▸ Given task: Return each line in the records below that contains the string "list".

▸ Records to process:
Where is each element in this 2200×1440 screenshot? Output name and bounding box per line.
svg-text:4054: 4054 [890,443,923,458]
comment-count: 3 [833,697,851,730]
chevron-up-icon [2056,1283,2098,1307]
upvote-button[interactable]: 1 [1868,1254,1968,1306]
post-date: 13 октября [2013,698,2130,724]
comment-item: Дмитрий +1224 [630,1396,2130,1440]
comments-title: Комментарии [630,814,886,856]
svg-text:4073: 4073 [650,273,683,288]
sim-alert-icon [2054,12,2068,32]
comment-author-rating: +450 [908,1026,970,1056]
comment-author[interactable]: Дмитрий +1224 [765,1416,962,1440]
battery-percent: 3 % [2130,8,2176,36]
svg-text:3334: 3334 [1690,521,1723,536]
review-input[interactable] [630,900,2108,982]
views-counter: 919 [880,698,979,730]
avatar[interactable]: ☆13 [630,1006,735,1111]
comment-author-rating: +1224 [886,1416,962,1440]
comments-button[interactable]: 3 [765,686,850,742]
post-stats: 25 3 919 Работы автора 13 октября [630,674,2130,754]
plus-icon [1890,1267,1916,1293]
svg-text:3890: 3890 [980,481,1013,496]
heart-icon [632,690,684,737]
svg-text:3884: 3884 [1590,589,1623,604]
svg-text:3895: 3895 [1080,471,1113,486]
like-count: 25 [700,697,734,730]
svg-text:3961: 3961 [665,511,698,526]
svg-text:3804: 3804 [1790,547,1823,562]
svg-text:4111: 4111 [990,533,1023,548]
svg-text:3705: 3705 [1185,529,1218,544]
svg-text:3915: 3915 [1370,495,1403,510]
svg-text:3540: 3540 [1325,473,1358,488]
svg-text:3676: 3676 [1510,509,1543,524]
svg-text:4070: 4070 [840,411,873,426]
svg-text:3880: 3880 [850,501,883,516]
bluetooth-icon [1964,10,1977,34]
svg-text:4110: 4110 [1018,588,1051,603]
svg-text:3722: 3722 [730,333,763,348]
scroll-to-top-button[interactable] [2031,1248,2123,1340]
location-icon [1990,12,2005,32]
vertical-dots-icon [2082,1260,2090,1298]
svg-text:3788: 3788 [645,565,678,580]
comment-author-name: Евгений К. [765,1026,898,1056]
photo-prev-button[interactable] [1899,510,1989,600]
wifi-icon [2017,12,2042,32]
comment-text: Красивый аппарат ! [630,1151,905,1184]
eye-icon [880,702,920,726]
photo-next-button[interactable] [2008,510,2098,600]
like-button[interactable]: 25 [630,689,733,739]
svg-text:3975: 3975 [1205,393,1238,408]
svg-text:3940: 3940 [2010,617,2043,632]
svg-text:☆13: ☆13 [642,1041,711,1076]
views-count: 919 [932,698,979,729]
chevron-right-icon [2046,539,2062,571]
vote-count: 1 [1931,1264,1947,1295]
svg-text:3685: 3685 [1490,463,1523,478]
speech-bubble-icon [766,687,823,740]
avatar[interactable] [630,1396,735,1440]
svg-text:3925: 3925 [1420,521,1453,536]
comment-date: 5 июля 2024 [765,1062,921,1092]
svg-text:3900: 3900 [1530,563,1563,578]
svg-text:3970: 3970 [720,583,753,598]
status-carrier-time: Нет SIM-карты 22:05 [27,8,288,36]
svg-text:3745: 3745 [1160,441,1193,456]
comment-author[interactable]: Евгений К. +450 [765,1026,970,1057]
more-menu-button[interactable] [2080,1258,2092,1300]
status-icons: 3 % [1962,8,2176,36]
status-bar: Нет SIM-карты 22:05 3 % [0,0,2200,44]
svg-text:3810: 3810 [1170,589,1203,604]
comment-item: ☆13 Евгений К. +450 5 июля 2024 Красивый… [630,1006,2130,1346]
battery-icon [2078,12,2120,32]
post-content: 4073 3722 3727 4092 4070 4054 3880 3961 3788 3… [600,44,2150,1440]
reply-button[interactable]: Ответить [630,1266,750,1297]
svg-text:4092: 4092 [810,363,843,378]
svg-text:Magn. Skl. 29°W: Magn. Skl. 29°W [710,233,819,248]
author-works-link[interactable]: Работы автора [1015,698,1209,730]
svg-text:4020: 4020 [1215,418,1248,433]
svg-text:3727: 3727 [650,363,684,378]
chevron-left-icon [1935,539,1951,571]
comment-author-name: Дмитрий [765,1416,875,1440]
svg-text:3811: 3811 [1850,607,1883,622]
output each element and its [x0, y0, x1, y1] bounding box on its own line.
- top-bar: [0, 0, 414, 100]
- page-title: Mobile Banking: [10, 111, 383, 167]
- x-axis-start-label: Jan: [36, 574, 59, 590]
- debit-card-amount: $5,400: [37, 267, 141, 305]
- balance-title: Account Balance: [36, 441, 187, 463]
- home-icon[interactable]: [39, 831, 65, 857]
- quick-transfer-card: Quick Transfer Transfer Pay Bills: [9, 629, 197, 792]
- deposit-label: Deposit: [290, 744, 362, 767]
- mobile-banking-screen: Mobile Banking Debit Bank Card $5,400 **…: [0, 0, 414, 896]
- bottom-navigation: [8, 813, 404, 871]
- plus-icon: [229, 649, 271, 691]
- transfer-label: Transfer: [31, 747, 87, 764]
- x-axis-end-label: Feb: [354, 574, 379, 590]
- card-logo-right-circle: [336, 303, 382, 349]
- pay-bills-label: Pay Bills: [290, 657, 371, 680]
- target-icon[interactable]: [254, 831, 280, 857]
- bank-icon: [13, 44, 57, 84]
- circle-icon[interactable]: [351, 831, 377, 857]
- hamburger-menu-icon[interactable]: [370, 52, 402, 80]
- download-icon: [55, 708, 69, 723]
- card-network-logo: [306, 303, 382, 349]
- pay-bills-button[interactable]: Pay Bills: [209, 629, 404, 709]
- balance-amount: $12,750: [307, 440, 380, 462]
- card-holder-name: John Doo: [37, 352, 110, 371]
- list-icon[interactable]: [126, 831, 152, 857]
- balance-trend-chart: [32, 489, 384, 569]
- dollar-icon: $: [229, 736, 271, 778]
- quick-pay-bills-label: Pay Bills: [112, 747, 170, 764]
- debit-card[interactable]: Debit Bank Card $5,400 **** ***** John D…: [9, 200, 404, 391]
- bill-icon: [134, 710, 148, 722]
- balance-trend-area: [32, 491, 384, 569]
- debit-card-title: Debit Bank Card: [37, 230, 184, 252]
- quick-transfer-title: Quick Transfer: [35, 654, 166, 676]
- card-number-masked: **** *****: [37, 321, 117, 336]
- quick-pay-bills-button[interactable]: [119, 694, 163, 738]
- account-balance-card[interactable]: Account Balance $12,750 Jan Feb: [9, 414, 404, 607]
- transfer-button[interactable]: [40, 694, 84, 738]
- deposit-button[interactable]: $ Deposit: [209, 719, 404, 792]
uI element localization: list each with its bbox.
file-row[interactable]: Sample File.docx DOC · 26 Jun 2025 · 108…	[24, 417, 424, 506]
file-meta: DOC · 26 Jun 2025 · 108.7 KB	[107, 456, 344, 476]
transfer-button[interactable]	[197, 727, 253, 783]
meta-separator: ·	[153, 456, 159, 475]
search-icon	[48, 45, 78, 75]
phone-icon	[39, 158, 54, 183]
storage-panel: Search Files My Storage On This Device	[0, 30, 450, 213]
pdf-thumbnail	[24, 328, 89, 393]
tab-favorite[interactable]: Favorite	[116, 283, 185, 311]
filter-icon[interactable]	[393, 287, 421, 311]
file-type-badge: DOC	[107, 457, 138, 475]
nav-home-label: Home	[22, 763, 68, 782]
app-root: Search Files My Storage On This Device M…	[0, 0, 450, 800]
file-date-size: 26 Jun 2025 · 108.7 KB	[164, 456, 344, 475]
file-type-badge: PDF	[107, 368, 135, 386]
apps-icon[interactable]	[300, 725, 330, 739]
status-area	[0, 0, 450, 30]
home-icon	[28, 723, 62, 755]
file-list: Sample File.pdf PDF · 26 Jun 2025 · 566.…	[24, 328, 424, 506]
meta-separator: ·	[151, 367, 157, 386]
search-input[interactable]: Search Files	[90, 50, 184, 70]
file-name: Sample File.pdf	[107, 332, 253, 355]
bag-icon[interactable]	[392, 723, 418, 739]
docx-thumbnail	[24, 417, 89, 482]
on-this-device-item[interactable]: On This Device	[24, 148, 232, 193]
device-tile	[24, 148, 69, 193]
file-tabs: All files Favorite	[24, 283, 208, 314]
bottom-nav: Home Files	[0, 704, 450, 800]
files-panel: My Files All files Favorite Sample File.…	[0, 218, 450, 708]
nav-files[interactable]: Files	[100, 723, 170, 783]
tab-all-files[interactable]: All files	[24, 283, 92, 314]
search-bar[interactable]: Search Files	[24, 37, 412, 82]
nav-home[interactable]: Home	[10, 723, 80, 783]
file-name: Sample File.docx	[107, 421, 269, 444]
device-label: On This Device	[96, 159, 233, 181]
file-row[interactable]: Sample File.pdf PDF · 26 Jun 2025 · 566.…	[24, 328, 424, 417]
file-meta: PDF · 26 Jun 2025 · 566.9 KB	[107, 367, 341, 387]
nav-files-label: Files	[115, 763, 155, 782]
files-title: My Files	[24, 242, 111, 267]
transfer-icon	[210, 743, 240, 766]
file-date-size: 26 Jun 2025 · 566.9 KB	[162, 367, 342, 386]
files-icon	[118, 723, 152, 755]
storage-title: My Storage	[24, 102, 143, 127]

▸ Task answer:
- list-icon[interactable]: [126, 831, 152, 857]
uI element localization: list each with its bbox.
file-list: Sample File.pdf PDF · 26 Jun 2025 · 566.…	[24, 328, 424, 506]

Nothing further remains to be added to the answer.